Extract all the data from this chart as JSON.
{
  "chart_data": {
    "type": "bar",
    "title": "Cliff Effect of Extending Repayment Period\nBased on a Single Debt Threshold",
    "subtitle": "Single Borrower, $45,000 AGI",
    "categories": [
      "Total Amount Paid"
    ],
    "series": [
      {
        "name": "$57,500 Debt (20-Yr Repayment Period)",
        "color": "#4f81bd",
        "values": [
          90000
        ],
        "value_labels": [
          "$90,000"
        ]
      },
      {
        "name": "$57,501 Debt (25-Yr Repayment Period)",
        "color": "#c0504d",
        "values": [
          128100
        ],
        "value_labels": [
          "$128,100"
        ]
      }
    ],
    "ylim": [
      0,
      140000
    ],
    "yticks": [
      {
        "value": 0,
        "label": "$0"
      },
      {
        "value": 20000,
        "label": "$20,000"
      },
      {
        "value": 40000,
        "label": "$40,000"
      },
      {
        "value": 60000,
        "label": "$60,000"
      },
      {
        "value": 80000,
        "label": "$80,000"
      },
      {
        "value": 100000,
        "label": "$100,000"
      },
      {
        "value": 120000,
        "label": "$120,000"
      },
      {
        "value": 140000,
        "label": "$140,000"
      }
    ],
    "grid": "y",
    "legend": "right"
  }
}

——————

Exercise aim =
Go through the records and show every line with the string "Period" in it.

Worked solution =
    "title": "Cliff Effect of Extending Repayment Period\nBased on a Single Debt Threshold",
        "name": "$57,500 Debt (20-Yr Repayment Period)",
        "name": "$57,501 Debt (25-Yr Repayment Period)",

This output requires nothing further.